▶ [WRITTEN INSTRUCTION]: Find each line with the string "name" and report it.

▶ [GIVEN RECORDS]:
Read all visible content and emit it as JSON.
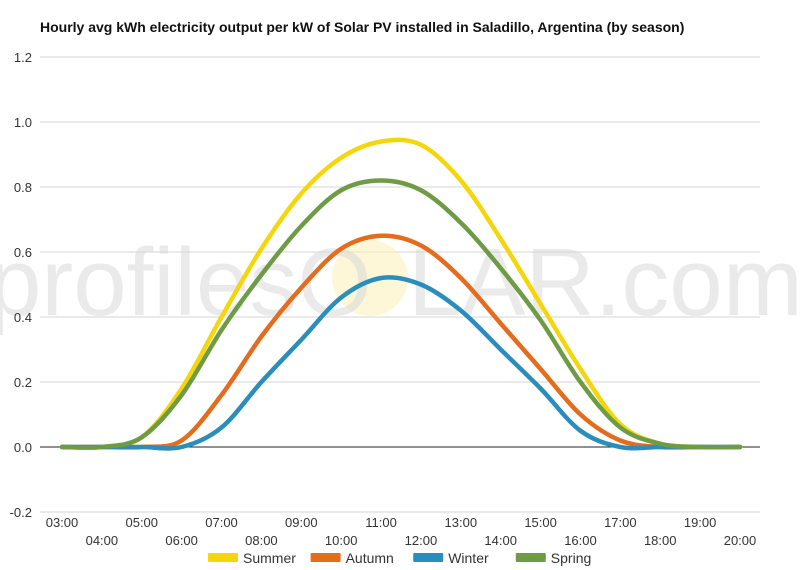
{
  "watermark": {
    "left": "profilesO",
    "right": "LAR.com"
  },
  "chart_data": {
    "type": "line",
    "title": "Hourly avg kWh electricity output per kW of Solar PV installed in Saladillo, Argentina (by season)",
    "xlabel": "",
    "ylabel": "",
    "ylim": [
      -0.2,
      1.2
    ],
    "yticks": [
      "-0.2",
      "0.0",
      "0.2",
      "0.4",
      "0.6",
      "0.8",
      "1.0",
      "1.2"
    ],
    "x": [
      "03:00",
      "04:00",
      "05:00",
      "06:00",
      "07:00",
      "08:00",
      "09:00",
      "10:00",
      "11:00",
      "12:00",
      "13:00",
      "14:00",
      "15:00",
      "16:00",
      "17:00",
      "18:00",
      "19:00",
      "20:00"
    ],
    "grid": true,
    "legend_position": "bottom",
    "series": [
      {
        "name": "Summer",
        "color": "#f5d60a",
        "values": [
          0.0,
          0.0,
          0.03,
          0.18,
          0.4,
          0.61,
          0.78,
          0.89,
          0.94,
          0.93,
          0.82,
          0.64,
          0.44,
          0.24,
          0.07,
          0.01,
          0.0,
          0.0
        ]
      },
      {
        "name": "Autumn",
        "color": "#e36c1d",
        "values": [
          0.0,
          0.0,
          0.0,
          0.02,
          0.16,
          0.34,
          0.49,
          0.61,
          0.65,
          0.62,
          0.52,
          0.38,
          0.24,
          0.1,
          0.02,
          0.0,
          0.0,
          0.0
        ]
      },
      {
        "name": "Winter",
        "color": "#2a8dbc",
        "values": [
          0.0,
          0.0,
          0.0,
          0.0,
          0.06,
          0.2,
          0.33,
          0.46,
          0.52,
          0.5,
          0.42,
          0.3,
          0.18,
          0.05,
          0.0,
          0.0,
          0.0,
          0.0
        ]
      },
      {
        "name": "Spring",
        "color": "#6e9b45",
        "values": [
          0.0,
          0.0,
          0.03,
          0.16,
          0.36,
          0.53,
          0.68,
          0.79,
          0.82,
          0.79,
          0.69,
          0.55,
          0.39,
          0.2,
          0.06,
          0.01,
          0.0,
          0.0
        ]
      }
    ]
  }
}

==

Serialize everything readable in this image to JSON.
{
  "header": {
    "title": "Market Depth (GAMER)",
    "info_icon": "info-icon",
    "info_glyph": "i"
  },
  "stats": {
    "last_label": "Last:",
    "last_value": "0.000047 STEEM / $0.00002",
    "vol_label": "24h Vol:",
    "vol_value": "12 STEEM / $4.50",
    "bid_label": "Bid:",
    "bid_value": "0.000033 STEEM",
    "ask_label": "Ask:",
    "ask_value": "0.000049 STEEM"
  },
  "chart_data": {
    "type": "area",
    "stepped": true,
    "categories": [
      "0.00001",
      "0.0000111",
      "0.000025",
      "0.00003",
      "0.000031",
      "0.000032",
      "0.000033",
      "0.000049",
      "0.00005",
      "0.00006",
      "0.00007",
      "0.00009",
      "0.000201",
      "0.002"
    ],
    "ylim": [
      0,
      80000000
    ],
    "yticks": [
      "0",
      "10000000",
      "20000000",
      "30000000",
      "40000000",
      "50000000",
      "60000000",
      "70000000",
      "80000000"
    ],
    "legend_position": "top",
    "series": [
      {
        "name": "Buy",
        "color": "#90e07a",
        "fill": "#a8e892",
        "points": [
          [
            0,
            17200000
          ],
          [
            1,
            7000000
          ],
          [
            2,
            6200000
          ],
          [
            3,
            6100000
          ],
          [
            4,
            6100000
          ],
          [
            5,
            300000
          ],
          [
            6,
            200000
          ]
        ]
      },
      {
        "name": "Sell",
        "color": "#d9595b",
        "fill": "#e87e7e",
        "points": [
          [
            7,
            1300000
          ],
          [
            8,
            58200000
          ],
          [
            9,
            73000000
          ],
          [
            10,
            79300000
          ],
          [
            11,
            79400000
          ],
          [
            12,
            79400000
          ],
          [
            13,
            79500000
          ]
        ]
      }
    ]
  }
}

▶ [ANSWER FOR THIS EXERCISE]:
        "name": "Summer",
        "name": "Autumn",
        "name": "Winter",
        "name": "Spring",
        "name": "Buy",
        "name": "Sell",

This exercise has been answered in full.